**GIVEN INSTRUCTION**
Reproduce each line of the data below verbatim.

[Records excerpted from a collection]
..........

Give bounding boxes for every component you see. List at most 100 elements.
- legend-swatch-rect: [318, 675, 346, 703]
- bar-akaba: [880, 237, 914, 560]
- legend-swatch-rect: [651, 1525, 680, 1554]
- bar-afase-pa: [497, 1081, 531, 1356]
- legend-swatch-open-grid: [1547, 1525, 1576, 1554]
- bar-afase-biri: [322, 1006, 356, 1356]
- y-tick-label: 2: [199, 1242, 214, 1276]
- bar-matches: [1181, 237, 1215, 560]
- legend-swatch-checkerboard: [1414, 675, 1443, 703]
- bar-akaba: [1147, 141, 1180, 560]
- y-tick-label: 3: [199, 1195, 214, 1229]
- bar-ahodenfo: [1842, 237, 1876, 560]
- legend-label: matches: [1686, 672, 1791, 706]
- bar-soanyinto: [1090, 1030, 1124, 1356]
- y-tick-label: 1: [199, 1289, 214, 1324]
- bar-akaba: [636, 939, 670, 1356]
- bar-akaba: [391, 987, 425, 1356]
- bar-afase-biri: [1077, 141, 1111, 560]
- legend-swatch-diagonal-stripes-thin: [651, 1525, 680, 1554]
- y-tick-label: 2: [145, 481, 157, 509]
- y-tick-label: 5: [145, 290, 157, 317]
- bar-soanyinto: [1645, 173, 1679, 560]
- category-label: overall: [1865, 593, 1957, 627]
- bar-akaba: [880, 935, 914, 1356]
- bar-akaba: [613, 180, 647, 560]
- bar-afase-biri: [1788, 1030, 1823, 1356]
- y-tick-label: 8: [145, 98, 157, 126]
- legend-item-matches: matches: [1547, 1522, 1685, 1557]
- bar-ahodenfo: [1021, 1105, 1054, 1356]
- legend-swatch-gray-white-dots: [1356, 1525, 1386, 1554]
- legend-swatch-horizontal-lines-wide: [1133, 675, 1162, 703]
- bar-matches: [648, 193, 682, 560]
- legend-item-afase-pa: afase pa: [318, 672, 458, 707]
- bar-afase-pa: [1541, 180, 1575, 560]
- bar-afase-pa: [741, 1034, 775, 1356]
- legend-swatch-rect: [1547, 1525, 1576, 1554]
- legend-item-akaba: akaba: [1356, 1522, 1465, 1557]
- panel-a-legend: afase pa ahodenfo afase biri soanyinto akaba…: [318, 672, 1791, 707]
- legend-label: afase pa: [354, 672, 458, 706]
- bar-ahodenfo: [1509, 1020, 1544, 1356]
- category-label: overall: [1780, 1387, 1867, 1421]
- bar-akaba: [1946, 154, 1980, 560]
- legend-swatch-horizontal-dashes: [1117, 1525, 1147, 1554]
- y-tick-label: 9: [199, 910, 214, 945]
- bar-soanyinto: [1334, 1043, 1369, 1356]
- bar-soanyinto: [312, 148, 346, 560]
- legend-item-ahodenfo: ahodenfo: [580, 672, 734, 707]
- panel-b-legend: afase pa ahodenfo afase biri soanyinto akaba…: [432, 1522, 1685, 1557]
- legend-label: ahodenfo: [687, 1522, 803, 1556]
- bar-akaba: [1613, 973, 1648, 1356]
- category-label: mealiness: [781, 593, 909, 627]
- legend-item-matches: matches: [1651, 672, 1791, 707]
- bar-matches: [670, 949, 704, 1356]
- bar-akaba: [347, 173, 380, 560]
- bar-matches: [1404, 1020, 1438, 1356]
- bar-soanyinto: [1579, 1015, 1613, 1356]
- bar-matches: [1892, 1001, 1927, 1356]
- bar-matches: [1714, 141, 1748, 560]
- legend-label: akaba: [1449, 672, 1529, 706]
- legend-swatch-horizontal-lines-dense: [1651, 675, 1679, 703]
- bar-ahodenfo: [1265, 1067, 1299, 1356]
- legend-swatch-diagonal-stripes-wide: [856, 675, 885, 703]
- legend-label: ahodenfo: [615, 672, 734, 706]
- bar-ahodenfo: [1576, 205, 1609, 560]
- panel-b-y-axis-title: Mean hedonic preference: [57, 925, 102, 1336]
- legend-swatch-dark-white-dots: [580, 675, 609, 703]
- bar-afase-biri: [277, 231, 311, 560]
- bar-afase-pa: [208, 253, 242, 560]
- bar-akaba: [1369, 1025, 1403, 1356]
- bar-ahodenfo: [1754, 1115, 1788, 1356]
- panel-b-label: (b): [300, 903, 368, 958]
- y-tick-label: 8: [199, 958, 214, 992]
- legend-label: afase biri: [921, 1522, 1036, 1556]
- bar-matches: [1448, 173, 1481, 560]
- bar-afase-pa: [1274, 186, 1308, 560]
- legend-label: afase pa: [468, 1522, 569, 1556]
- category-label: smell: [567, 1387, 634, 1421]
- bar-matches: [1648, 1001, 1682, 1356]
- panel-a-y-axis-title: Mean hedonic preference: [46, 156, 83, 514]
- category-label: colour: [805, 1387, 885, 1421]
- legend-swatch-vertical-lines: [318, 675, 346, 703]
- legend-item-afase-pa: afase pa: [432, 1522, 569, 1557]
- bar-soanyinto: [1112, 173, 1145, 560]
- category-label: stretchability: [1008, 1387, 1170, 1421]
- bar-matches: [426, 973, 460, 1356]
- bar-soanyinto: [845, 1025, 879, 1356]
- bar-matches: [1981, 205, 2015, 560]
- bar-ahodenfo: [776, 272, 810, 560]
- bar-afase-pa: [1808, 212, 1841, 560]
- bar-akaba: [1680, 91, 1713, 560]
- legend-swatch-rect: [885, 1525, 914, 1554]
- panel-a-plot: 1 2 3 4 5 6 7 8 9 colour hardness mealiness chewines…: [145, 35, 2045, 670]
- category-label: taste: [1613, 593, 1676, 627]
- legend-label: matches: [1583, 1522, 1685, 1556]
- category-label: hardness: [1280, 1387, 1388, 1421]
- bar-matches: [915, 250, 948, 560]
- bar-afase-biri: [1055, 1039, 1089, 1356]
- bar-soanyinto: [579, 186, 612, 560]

..........

**EXERCISE SOLUTION**
Give bounding boxes for every component you see. List at most 100 elements.
- legend-swatch-rect: [318, 675, 346, 703]
- bar-akaba: [880, 237, 914, 560]
- legend-swatch-rect: [651, 1525, 680, 1554]
- bar-afase-pa: [497, 1081, 531, 1356]
- legend-swatch-open-grid: [1547, 1525, 1576, 1554]
- bar-afase-biri: [322, 1006, 356, 1356]
- y-tick-label: 2: [199, 1242, 214, 1276]
- bar-matches: [1181, 237, 1215, 560]
- legend-swatch-checkerboard: [1414, 675, 1443, 703]
- bar-akaba: [1147, 141, 1180, 560]
- y-tick-label: 3: [199, 1195, 214, 1229]
- bar-ahodenfo: [1842, 237, 1876, 560]
- legend-label: matches: [1686, 672, 1791, 706]
- bar-soanyinto: [1090, 1030, 1124, 1356]
- y-tick-label: 1: [199, 1289, 214, 1324]
- bar-akaba: [636, 939, 670, 1356]
- bar-akaba: [391, 987, 425, 1356]
- bar-afase-biri: [1077, 141, 1111, 560]
- legend-swatch-diagonal-stripes-thin: [651, 1525, 680, 1554]
- y-tick-label: 2: [145, 481, 157, 509]
- y-tick-label: 5: [145, 290, 157, 317]
- bar-soanyinto: [1645, 173, 1679, 560]
- category-label: overall: [1865, 593, 1957, 627]
- bar-akaba: [880, 935, 914, 1356]
- bar-akaba: [613, 180, 647, 560]
- bar-afase-biri: [1788, 1030, 1823, 1356]
- y-tick-label: 8: [145, 98, 157, 126]
- legend-item-matches: matches: [1547, 1522, 1685, 1557]
- bar-ahodenfo: [1021, 1105, 1054, 1356]
- legend-swatch-gray-white-dots: [1356, 1525, 1386, 1554]
- legend-swatch-horizontal-lines-wide: [1133, 675, 1162, 703]
- bar-matches: [648, 193, 682, 560]
- legend-item-afase-pa: afase pa: [318, 672, 458, 707]
- bar-afase-pa: [1541, 180, 1575, 560]
- bar-afase-pa: [741, 1034, 775, 1356]
- legend-swatch-rect: [1547, 1525, 1576, 1554]
- legend-item-akaba: akaba: [1356, 1522, 1465, 1557]
- panel-a-legend: afase pa ahodenfo afase biri soanyinto akaba…: [318, 672, 1791, 707]
- legend-label: afase pa: [354, 672, 458, 706]
- bar-ahodenfo: [1509, 1020, 1544, 1356]
- category-label: overall: [1780, 1387, 1867, 1421]
- bar-akaba: [1946, 154, 1980, 560]
- legend-swatch-horizontal-dashes: [1117, 1525, 1147, 1554]
- y-tick-label: 9: [199, 910, 214, 945]
- bar-soanyinto: [1334, 1043, 1369, 1356]
- bar-soanyinto: [312, 148, 346, 560]
- legend-item-ahodenfo: ahodenfo: [580, 672, 734, 707]
- panel-b-legend: afase pa ahodenfo afase biri soanyinto akaba…: [432, 1522, 1685, 1557]
- legend-label: ahodenfo: [687, 1522, 803, 1556]
- bar-akaba: [1613, 973, 1648, 1356]
- category-label: mealiness: [781, 593, 909, 627]
- legend-item-matches: matches: [1651, 672, 1791, 707]
- bar-matches: [670, 949, 704, 1356]
- bar-akaba: [347, 173, 380, 560]
- bar-matches: [1404, 1020, 1438, 1356]
- bar-soanyinto: [1579, 1015, 1613, 1356]
- bar-matches: [1892, 1001, 1927, 1356]
- bar-matches: [1714, 141, 1748, 560]
- legend-label: akaba: [1449, 672, 1529, 706]
- legend-swatch-horizontal-lines-dense: [1651, 675, 1679, 703]
- bar-ahodenfo: [1265, 1067, 1299, 1356]
- legend-swatch-diagonal-stripes-wide: [856, 675, 885, 703]
- legend-label: ahodenfo: [615, 672, 734, 706]
- bar-ahodenfo: [1576, 205, 1609, 560]
- panel-b-y-axis-title: Mean hedonic preference: [57, 925, 102, 1336]
- legend-swatch-dark-white-dots: [580, 675, 609, 703]
- bar-afase-biri: [277, 231, 311, 560]
- bar-afase-pa: [208, 253, 242, 560]
- bar-akaba: [1369, 1025, 1403, 1356]
- bar-ahodenfo: [1754, 1115, 1788, 1356]
- panel-b-label: (b): [300, 903, 368, 958]
- y-tick-label: 8: [199, 958, 214, 992]
- legend-label: afase biri: [921, 1522, 1036, 1556]
- bar-matches: [1448, 173, 1481, 560]
- bar-afase-pa: [1274, 186, 1308, 560]
- legend-label: afase pa: [468, 1522, 569, 1556]
- category-label: smell: [567, 1387, 634, 1421]
- bar-matches: [1648, 1001, 1682, 1356]
- panel-a-y-axis-title: Mean hedonic preference: [46, 156, 83, 514]
- category-label: colour: [805, 1387, 885, 1421]
- legend-swatch-vertical-lines: [318, 675, 346, 703]
- legend-item-afase-pa: afase pa: [432, 1522, 569, 1557]
- bar-soanyinto: [1112, 173, 1145, 560]
- category-label: stretchability: [1008, 1387, 1170, 1421]
- bar-matches: [426, 973, 460, 1356]
- bar-soanyinto: [845, 1025, 879, 1356]
- bar-matches: [1981, 205, 2015, 560]
- bar-ahodenfo: [776, 272, 810, 560]
- bar-afase-pa: [1808, 212, 1841, 560]
- bar-akaba: [1680, 91, 1713, 560]
- legend-swatch-rect: [885, 1525, 914, 1554]
- panel-a-plot: 1 2 3 4 5 6 7 8 9 colour hardness mealiness chewines…: [145, 35, 2045, 670]
- category-label: taste: [1613, 593, 1676, 627]
- legend-label: matches: [1583, 1522, 1685, 1556]
- category-label: hardness: [1280, 1387, 1388, 1421]
- bar-matches: [915, 250, 948, 560]
- bar-afase-biri: [1055, 1039, 1089, 1356]
- bar-soanyinto: [579, 186, 612, 560]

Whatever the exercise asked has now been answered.